_GOAL_
From the entries below, copy out every line with "title" in it.

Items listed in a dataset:
===============

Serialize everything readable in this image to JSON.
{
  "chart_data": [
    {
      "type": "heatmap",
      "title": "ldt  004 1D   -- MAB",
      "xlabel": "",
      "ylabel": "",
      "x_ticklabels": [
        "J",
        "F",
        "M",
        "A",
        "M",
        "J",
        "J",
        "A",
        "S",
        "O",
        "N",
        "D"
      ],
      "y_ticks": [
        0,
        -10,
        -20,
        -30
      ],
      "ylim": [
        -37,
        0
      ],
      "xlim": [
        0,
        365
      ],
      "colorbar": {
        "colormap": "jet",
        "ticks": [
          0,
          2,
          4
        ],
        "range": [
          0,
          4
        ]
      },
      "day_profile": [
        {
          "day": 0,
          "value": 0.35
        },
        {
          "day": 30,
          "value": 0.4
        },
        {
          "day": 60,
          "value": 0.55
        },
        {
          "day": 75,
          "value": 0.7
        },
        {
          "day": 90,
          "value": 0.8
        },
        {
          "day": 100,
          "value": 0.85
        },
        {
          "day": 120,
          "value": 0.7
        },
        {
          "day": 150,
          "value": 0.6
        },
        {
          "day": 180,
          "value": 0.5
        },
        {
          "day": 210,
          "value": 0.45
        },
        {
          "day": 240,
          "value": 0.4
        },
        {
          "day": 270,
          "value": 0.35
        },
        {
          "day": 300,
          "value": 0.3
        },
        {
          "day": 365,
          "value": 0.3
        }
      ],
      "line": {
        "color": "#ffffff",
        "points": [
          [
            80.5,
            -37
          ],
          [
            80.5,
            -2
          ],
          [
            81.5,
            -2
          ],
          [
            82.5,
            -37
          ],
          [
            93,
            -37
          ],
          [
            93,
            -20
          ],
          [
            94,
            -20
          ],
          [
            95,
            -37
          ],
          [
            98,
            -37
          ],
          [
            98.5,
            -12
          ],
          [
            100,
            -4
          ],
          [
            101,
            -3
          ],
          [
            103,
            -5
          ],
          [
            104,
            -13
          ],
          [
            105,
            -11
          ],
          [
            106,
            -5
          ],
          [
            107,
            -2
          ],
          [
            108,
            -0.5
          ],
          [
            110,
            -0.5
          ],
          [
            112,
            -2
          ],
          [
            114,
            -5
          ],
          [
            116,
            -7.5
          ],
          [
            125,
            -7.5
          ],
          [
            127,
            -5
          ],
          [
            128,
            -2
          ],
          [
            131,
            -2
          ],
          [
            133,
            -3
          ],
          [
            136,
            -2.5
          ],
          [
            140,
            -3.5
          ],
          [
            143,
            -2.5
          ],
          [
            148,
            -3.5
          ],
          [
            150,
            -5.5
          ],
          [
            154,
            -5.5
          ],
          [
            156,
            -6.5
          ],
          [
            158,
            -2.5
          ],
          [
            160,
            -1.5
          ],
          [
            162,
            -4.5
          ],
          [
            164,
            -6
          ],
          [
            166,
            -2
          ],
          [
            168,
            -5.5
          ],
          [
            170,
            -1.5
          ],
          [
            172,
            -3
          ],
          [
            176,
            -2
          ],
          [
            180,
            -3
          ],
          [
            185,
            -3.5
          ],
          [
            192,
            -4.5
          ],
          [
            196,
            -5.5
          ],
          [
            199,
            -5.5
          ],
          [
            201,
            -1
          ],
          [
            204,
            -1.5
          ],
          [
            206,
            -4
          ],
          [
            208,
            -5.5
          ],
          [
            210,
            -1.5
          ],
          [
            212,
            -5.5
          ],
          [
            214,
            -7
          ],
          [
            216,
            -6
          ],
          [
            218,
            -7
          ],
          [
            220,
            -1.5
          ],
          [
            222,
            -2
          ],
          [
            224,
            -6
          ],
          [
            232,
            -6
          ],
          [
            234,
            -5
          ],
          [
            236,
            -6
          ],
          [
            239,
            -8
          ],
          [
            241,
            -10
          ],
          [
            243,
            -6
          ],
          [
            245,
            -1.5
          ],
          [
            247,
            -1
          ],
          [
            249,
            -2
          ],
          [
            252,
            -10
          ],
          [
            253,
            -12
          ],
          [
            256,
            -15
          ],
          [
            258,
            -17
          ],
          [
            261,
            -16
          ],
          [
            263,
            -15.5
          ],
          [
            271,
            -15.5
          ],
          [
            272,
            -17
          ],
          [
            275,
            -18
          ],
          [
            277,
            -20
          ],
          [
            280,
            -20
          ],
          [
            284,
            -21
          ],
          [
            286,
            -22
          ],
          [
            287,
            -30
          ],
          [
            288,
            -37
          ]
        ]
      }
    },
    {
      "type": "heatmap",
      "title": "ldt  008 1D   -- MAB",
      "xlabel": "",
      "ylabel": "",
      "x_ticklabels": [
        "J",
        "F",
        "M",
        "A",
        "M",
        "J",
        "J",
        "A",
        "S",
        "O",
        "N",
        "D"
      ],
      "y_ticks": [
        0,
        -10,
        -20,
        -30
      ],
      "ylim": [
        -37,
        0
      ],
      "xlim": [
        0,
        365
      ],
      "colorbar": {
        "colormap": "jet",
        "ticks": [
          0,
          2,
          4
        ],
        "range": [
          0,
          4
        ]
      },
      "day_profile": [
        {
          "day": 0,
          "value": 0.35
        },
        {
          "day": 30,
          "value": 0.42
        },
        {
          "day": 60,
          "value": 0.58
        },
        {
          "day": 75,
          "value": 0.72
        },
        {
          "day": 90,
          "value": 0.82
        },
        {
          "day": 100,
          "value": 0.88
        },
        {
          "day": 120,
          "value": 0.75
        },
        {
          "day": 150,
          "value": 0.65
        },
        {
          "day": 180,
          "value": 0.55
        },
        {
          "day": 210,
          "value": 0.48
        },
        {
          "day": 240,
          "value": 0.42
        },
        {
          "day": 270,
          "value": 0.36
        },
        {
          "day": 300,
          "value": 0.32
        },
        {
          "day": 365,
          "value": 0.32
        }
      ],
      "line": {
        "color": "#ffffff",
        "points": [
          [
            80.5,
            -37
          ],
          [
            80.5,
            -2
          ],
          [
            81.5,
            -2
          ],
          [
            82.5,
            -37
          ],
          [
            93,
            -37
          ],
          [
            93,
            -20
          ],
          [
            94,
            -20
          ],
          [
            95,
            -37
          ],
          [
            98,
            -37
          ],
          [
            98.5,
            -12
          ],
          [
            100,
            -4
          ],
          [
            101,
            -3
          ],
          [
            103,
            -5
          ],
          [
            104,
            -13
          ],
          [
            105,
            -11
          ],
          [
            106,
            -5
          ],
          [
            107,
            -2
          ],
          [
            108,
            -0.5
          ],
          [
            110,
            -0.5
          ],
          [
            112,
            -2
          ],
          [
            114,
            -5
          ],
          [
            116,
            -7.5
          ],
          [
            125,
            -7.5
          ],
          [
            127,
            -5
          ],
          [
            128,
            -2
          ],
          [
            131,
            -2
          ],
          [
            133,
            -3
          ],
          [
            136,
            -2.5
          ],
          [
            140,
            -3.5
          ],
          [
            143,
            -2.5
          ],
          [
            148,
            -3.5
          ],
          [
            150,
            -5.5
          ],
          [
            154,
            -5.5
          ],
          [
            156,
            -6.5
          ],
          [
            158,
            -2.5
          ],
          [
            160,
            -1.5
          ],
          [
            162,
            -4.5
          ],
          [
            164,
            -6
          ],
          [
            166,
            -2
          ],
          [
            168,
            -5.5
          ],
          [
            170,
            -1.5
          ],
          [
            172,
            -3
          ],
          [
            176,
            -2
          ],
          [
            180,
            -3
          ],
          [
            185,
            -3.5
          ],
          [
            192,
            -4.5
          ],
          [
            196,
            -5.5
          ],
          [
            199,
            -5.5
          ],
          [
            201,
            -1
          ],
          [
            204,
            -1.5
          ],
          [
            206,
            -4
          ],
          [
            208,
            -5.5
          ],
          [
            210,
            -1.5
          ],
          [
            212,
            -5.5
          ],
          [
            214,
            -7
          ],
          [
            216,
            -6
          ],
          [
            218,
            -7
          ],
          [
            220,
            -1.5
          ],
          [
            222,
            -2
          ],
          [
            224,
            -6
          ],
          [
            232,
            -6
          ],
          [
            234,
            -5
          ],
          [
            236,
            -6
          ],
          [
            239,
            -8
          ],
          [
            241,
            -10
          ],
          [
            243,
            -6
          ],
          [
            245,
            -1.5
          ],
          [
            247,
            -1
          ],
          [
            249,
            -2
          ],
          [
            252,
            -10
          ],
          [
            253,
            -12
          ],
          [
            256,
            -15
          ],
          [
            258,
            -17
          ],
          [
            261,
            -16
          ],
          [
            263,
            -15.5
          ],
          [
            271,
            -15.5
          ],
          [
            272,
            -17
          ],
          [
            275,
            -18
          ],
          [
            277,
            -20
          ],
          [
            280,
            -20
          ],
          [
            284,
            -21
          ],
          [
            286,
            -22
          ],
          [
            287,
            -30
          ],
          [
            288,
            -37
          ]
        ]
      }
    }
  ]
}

===============

_TASK RESPONSE_
      "title": "ldt  004 1D   -- MAB",
      "title": "ldt  008 1D   -- MAB",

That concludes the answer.